▸ **Task to complete**
Every entry below should be printed exactly, without its images.

▸ **Collection entries**
☆ ☆ ☆ ☆ ☆

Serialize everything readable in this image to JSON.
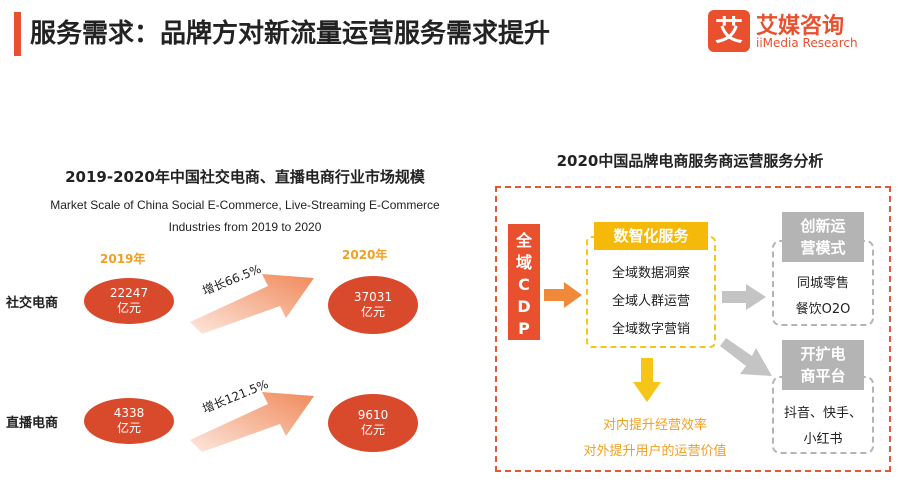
{
  "header": {
    "title": "服务需求：品牌方对新流量运营服务需求提升",
    "logo_mark": "艾",
    "logo_cn": "艾媒咨询",
    "logo_en": "iiMedia Research"
  },
  "left_chart": {
    "title": "2019-2020年中国社交电商、直播电商行业市场规模",
    "subtitle_line1": "Market Scale of China Social E-Commerce, Live-Streaming E-Commerce",
    "subtitle_line2": "Industries from 2019 to 2020",
    "year_2019": "2019年",
    "year_2020": "2020年",
    "rows": [
      {
        "label": "社交电商",
        "v2019": "22247",
        "v2020": "37031",
        "unit": "亿元",
        "growth": "增长66.5%"
      },
      {
        "label": "直播电商",
        "v2019": "4338",
        "v2020": "9610",
        "unit": "亿元",
        "growth": "增长121.5%"
      }
    ]
  },
  "right_diagram": {
    "title": "2020中国品牌电商服务商运营服务分析",
    "cdp_label": "全域CDP",
    "center_head": "数智化服务",
    "center_items": [
      "全域数据洞察",
      "全域人群运营",
      "全域数字营销"
    ],
    "box1_head": "创新运营模式",
    "box1_items": [
      "同城零售",
      "餐饮O2O"
    ],
    "box2_head": "开扩电商平台",
    "box2_items": [
      "抖音、快手、",
      "小红书"
    ],
    "bottom_line1": "对内提升经营效率",
    "bottom_line2": "对外提升用户的运营价值"
  },
  "colors": {
    "accent": "#e8502e",
    "ellipse": "#d9492c",
    "yellow": "#f5b90a",
    "grey": "#b4b4b4"
  }
}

☆ ☆ ☆ ☆ ☆

▸ **Solved exercise**
Serialize everything readable in this image to JSON.
{
  "header": {
    "title": "服务需求：品牌方对新流量运营服务需求提升",
    "logo_mark": "艾",
    "logo_cn": "艾媒咨询",
    "logo_en": "iiMedia Research"
  },
  "left_chart": {
    "title": "2019-2020年中国社交电商、直播电商行业市场规模",
    "subtitle_line1": "Market Scale of China Social E-Commerce, Live-Streaming E-Commerce",
    "subtitle_line2": "Industries from 2019 to 2020",
    "year_2019": "2019年",
    "year_2020": "2020年",
    "rows": [
      {
        "label": "社交电商",
        "v2019": "22247",
        "v2020": "37031",
        "unit": "亿元",
        "growth": "增长66.5%"
      },
      {
        "label": "直播电商",
        "v2019": "4338",
        "v2020": "9610",
        "unit": "亿元",
        "growth": "增长121.5%"
      }
    ]
  },
  "right_diagram": {
    "title": "2020中国品牌电商服务商运营服务分析",
    "cdp_label": "全域CDP",
    "center_head": "数智化服务",
    "center_items": [
      "全域数据洞察",
      "全域人群运营",
      "全域数字营销"
    ],
    "box1_head": "创新运营模式",
    "box1_items": [
      "同城零售",
      "餐饮O2O"
    ],
    "box2_head": "开扩电商平台",
    "box2_items": [
      "抖音、快手、",
      "小红书"
    ],
    "bottom_line1": "对内提升经营效率",
    "bottom_line2": "对外提升用户的运营价值"
  },
  "colors": {
    "accent": "#e8502e",
    "ellipse": "#d9492c",
    "yellow": "#f5b90a",
    "grey": "#b4b4b4"
  }
}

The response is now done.